▼
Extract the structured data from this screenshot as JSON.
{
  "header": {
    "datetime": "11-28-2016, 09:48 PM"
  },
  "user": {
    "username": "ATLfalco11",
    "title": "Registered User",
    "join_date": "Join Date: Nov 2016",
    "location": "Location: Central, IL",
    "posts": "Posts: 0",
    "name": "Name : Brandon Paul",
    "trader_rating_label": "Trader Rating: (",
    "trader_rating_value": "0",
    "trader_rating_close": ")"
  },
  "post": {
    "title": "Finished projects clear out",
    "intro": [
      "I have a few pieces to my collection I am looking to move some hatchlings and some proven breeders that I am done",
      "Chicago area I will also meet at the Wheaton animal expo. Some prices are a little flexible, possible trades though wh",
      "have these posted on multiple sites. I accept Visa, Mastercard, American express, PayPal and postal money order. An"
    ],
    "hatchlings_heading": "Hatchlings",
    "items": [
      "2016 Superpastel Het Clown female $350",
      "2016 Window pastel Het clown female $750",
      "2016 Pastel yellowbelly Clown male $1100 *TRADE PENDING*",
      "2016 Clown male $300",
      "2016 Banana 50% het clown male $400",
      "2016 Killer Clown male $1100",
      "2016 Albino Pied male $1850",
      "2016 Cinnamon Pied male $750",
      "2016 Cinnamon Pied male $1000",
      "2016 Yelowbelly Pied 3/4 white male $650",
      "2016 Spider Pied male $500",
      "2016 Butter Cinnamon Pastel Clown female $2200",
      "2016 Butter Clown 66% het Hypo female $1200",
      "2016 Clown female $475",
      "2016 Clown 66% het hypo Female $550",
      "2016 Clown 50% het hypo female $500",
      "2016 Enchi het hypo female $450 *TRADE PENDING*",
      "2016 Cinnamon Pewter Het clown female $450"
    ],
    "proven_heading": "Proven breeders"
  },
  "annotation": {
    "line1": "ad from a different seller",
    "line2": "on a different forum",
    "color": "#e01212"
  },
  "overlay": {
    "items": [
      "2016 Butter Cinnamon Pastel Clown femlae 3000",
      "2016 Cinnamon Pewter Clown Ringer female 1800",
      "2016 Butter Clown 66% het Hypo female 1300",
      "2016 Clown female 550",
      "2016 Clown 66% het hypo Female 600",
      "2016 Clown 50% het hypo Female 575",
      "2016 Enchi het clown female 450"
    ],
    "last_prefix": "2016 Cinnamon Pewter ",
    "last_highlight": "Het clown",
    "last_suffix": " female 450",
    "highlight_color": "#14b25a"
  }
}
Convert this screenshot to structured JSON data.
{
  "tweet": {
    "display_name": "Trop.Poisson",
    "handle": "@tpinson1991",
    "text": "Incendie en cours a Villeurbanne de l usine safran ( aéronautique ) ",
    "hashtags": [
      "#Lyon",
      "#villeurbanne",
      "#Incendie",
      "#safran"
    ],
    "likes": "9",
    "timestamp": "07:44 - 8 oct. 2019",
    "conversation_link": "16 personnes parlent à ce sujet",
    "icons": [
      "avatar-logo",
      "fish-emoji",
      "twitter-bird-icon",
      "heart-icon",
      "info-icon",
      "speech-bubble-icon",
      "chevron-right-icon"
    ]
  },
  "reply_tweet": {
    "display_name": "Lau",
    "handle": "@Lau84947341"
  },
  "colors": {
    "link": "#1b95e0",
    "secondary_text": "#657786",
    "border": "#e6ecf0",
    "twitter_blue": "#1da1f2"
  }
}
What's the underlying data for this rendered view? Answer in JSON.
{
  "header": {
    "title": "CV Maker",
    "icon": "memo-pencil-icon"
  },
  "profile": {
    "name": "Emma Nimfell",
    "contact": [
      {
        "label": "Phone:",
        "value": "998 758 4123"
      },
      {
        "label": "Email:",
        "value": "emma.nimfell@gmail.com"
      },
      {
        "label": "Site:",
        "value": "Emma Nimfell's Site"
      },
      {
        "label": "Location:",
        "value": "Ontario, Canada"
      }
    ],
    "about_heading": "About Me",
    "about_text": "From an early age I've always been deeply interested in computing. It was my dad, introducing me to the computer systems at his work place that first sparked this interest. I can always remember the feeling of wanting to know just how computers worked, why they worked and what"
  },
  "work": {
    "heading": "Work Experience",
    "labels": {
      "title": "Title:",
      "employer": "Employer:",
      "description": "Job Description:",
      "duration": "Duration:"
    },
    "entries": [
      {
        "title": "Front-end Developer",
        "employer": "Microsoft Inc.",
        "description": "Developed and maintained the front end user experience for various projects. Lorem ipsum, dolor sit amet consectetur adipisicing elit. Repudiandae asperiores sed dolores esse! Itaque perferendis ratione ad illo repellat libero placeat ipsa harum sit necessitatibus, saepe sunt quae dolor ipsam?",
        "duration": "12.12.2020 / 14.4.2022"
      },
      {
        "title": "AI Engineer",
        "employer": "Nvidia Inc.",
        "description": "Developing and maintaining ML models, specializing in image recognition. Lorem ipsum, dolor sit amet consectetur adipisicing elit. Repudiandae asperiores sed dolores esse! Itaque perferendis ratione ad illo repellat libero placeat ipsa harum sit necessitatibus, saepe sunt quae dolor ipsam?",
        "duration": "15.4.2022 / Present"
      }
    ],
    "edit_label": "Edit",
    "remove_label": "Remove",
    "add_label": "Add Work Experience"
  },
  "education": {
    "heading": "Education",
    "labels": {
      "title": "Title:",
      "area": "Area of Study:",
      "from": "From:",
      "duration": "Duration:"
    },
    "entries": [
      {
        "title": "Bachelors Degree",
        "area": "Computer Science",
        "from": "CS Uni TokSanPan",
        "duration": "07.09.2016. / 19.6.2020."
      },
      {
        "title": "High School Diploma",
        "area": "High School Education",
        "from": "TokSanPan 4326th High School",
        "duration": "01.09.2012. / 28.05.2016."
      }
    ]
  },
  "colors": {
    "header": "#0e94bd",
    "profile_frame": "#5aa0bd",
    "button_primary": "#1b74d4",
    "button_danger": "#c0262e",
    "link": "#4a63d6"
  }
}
▲
EXERCISE:
Transcribe every entry verbatim.

OUTPUT FOR THIS EXERCISE:
Extract the structured data from this screenshot as JSON.
{
  "header": {
    "datetime": "11-28-2016, 09:48 PM"
  },
  "user": {
    "username": "ATLfalco11",
    "title": "Registered User",
    "join_date": "Join Date: Nov 2016",
    "location": "Location: Central, IL",
    "posts": "Posts: 0",
    "name": "Name : Brandon Paul",
    "trader_rating_label": "Trader Rating: (",
    "trader_rating_value": "0",
    "trader_rating_close": ")"
  },
  "post": {
    "title": "Finished projects clear out",
    "intro": [
      "I have a few pieces to my collection I am looking to move some hatchlings and some proven breeders that I am done",
      "Chicago area I will also meet at the Wheaton animal expo. Some prices are a little flexible, possible trades though wh",
      "have these posted on multiple sites. I accept Visa, Mastercard, American express, PayPal and postal money order. An"
    ],
    "hatchlings_heading": "Hatchlings",
    "items": [
      "2016 Superpastel Het Clown female $350",
      "2016 Window pastel Het clown female $750",
      "2016 Pastel yellowbelly Clown male $1100 *TRADE PENDING*",
      "2016 Clown male $300",
      "2016 Banana 50% het clown male $400",
      "2016 Killer Clown male $1100",
      "2016 Albino Pied male $1850",
      "2016 Cinnamon Pied male $750",
      "2016 Cinnamon Pied male $1000",
      "2016 Yelowbelly Pied 3/4 white male $650",
      "2016 Spider Pied male $500",
      "2016 Butter Cinnamon Pastel Clown female $2200",
      "2016 Butter Clown 66% het Hypo female $1200",
      "2016 Clown female $475",
      "2016 Clown 66% het hypo Female $550",
      "2016 Clown 50% het hypo female $500",
      "2016 Enchi het hypo female $450 *TRADE PENDING*",
      "2016 Cinnamon Pewter Het clown female $450"
    ],
    "proven_heading": "Proven breeders"
  },
  "annotation": {
    "line1": "ad from a different seller",
    "line2": "on a different forum",
    "color": "#e01212"
  },
  "overlay": {
    "items": [
      "2016 Butter Cinnamon Pastel Clown femlae 3000",
      "2016 Cinnamon Pewter Clown Ringer female 1800",
      "2016 Butter Clown 66% het Hypo female 1300",
      "2016 Clown female 550",
      "2016 Clown 66% het hypo Female 600",
      "2016 Clown 50% het hypo Female 575",
      "2016 Enchi het clown female 450"
    ],
    "last_prefix": "2016 Cinnamon Pewter ",
    "last_highlight": "Het clown",
    "last_suffix": " female 450",
    "highlight_color": "#14b25a"
  }
}
Convert this screenshot to structured JSON data.
{
  "tweet": {
    "display_name": "Trop.Poisson",
    "handle": "@tpinson1991",
    "text": "Incendie en cours a Villeurbanne de l usine safran ( aéronautique ) ",
    "hashtags": [
      "#Lyon",
      "#villeurbanne",
      "#Incendie",
      "#safran"
    ],
    "likes": "9",
    "timestamp": "07:44 - 8 oct. 2019",
    "conversation_link": "16 personnes parlent à ce sujet",
    "icons": [
      "avatar-logo",
      "fish-emoji",
      "twitter-bird-icon",
      "heart-icon",
      "info-icon",
      "speech-bubble-icon",
      "chevron-right-icon"
    ]
  },
  "reply_tweet": {
    "display_name": "Lau",
    "handle": "@Lau84947341"
  },
  "colors": {
    "link": "#1b95e0",
    "secondary_text": "#657786",
    "border": "#e6ecf0",
    "twitter_blue": "#1da1f2"
  }
}
What's the underlying data for this rendered view? Answer in JSON.
{
  "header": {
    "title": "CV Maker",
    "icon": "memo-pencil-icon"
  },
  "profile": {
    "name": "Emma Nimfell",
    "contact": [
      {
        "label": "Phone:",
        "value": "998 758 4123"
      },
      {
        "label": "Email:",
        "value": "emma.nimfell@gmail.com"
      },
      {
        "label": "Site:",
        "value": "Emma Nimfell's Site"
      },
      {
        "label": "Location:",
        "value": "Ontario, Canada"
      }
    ],
    "about_heading": "About Me",
    "about_text": "From an early age I've always been deeply interested in computing. It was my dad, introducing me to the computer systems at his work place that first sparked this interest. I can always remember the feeling of wanting to know just how computers worked, why they worked and what"
  },
  "work": {
    "heading": "Work Experience",
    "labels": {
      "title": "Title:",
      "employer": "Employer:",
      "description": "Job Description:",
      "duration": "Duration:"
    },
    "entries": [
      {
        "title": "Front-end Developer",
        "employer": "Microsoft Inc.",
        "description": "Developed and maintained the front end user experience for various projects. Lorem ipsum, dolor sit amet consectetur adipisicing elit. Repudiandae asperiores sed dolores esse! Itaque perferendis ratione ad illo repellat libero placeat ipsa harum sit necessitatibus, saepe sunt quae dolor ipsam?",
        "duration": "12.12.2020 / 14.4.2022"
      },
      {
        "title": "AI Engineer",
        "employer": "Nvidia Inc.",
        "description": "Developing and maintaining ML models, specializing in image recognition. Lorem ipsum, dolor sit amet consectetur adipisicing elit. Repudiandae asperiores sed dolores esse! Itaque perferendis ratione ad illo repellat libero placeat ipsa harum sit necessitatibus, saepe sunt quae dolor ipsam?",
        "duration": "15.4.2022 / Present"
      }
    ],
    "edit_label": "Edit",
    "remove_label": "Remove",
    "add_label": "Add Work Experience"
  },
  "education": {
    "heading": "Education",
    "labels": {
      "title": "Title:",
      "area": "Area of Study:",
      "from": "From:",
      "duration": "Duration:"
    },
    "entries": [
      {
        "title": "Bachelors Degree",
        "area": "Computer Science",
        "from": "CS Uni TokSanPan",
        "duration": "07.09.2016. / 19.6.2020."
      },
      {
        "title": "High School Diploma",
        "area": "High School Education",
        "from": "TokSanPan 4326th High School",
        "duration": "01.09.2012. / 28.05.2016."
      }
    ]
  },
  "colors": {
    "header": "#0e94bd",
    "profile_frame": "#5aa0bd",
    "button_primary": "#1b74d4",
    "button_danger": "#c0262e",
    "link": "#4a63d6"
  }
}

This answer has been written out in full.